• Task objective: Pull out every line below holding the word "JSON".
------ Data provided ------
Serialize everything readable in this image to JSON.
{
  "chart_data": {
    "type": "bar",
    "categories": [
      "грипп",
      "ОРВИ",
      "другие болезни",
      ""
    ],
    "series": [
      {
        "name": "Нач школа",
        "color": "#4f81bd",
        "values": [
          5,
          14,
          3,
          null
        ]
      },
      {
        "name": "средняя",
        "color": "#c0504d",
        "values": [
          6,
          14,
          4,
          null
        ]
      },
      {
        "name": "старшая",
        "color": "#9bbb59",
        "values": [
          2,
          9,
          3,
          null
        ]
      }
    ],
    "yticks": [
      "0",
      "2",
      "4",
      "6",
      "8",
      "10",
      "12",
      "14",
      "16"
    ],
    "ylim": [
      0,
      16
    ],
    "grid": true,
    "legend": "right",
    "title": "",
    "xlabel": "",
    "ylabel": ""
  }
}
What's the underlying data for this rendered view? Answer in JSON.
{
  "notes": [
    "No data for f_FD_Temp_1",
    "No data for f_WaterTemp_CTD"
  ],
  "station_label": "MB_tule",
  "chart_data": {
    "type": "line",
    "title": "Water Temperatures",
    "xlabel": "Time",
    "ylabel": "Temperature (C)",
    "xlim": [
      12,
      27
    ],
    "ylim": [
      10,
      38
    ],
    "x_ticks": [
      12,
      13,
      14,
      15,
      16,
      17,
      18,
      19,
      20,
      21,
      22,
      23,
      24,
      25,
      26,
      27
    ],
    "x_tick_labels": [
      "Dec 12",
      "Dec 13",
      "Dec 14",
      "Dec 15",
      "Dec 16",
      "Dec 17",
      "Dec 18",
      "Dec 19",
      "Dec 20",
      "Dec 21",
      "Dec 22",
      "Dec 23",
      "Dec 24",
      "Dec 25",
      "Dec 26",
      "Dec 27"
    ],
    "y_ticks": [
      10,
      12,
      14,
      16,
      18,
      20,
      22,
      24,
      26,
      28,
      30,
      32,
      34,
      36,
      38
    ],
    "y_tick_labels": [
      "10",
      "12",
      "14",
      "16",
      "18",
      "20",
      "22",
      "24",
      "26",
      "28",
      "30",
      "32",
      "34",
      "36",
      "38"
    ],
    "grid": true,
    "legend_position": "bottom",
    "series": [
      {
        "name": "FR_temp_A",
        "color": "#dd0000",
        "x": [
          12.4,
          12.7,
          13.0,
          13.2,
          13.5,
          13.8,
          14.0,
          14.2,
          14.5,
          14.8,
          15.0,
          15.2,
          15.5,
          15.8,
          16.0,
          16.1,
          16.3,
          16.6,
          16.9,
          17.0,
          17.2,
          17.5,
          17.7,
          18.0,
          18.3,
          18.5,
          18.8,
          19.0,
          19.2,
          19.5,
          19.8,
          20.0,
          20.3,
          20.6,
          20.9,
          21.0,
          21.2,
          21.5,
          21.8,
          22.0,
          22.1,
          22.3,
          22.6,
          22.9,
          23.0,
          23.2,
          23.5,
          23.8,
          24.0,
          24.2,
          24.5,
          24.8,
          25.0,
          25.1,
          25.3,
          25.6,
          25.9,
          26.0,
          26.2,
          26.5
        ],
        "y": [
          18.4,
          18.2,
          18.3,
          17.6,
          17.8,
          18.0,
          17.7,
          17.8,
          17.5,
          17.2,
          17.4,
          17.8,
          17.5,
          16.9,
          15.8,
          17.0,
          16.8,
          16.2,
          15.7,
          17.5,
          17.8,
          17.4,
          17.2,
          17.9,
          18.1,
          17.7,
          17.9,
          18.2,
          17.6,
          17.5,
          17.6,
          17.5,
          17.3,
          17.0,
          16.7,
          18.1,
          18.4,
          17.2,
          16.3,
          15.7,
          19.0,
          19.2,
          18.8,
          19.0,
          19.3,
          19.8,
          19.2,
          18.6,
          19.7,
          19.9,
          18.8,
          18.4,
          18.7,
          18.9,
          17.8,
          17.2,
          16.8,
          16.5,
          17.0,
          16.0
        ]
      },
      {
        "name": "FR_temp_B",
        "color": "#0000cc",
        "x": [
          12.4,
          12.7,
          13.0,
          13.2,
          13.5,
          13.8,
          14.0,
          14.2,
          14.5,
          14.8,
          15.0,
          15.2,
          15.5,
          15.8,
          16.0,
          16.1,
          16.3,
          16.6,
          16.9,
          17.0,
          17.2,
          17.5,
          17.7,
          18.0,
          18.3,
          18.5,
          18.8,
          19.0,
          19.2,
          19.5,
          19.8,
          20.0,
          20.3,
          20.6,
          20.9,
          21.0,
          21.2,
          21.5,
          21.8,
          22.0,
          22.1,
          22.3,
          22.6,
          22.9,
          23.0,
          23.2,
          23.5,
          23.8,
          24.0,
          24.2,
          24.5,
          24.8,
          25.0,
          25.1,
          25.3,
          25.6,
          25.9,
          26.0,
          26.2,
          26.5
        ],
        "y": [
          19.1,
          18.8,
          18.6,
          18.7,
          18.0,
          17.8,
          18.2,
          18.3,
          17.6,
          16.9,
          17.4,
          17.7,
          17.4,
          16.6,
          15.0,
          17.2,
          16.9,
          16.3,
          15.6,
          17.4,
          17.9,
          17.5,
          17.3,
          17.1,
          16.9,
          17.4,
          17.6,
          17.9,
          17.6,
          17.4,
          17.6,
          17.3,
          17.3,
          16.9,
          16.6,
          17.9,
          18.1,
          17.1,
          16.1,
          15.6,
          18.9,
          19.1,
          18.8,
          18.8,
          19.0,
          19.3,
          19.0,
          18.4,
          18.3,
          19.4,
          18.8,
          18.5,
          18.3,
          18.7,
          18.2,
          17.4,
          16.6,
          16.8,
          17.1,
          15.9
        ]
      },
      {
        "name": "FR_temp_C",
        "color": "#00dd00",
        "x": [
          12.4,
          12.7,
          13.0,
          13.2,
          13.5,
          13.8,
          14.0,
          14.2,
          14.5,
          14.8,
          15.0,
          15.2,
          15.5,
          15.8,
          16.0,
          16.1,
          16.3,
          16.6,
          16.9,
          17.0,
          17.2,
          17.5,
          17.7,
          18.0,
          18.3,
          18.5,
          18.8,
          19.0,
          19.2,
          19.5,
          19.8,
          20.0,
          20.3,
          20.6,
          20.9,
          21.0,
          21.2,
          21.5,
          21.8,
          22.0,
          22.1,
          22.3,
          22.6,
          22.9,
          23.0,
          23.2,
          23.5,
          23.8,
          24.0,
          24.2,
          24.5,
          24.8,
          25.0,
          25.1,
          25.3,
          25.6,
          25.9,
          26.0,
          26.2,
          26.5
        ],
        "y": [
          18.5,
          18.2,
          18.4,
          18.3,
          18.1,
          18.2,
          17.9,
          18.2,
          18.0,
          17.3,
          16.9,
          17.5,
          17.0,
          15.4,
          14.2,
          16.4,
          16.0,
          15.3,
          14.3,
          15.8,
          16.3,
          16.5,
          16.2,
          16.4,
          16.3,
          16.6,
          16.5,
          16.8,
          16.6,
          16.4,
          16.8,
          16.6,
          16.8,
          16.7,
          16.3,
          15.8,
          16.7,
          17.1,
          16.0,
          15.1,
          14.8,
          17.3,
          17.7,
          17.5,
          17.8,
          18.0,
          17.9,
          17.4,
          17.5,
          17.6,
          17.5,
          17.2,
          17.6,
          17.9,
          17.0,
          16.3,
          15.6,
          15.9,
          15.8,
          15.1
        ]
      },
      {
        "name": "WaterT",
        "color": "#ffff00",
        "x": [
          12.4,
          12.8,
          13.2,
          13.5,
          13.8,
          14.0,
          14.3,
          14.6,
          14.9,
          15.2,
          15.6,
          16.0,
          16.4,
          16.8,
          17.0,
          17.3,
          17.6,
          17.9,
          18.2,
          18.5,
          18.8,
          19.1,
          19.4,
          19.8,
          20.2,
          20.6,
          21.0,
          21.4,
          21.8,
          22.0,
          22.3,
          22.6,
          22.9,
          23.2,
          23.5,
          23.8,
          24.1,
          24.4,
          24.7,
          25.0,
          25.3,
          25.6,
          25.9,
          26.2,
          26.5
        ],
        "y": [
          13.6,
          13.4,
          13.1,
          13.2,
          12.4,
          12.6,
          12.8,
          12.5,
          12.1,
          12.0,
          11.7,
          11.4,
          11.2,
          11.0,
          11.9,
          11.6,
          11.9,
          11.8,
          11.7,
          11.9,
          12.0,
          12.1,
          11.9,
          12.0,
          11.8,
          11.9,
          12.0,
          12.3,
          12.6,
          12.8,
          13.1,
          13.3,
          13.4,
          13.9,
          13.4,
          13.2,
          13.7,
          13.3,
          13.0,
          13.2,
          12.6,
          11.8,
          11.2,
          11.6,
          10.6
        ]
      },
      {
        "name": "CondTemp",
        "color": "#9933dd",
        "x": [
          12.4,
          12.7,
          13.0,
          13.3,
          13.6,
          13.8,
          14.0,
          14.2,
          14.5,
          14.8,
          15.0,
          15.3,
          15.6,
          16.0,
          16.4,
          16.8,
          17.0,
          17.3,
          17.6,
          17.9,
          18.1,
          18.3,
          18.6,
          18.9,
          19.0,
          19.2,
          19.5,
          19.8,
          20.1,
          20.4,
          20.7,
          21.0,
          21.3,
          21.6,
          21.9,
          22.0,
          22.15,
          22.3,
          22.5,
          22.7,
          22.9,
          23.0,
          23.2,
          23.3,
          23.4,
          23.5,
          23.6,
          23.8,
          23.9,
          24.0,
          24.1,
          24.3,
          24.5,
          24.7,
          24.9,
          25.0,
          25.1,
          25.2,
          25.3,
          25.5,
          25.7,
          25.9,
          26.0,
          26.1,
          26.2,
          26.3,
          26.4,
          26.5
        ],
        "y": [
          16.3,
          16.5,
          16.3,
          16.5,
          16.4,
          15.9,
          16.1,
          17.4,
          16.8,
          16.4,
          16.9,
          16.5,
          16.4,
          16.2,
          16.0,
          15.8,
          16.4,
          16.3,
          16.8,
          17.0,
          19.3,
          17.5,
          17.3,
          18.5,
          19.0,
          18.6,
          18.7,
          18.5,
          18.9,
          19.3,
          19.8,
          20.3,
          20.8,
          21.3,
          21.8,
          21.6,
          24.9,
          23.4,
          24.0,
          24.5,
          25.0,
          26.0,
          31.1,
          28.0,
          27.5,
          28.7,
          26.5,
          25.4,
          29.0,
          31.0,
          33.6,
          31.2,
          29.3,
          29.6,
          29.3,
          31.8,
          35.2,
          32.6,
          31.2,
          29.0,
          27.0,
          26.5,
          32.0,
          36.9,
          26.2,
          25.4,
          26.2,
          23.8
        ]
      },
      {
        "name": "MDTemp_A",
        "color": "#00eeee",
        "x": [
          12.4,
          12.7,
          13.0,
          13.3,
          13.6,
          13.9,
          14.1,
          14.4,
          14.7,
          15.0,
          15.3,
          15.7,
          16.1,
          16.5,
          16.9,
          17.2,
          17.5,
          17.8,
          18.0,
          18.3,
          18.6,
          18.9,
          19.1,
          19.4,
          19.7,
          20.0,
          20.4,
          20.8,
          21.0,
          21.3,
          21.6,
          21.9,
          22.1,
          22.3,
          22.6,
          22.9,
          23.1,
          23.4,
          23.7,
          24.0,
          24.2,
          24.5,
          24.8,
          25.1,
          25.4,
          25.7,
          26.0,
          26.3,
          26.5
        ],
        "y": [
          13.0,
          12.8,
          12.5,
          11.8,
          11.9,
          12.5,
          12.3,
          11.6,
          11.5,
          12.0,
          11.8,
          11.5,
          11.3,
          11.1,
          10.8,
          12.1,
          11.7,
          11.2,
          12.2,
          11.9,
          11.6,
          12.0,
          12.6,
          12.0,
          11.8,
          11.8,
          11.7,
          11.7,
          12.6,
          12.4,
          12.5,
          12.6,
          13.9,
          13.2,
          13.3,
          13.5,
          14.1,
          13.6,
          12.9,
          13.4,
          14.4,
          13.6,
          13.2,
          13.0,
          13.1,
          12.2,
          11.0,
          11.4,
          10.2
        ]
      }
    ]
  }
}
------
• Written answer:
Serialize everything readable in this image to JSON.
What's the underlying data for this rendered view? Answer in JSON.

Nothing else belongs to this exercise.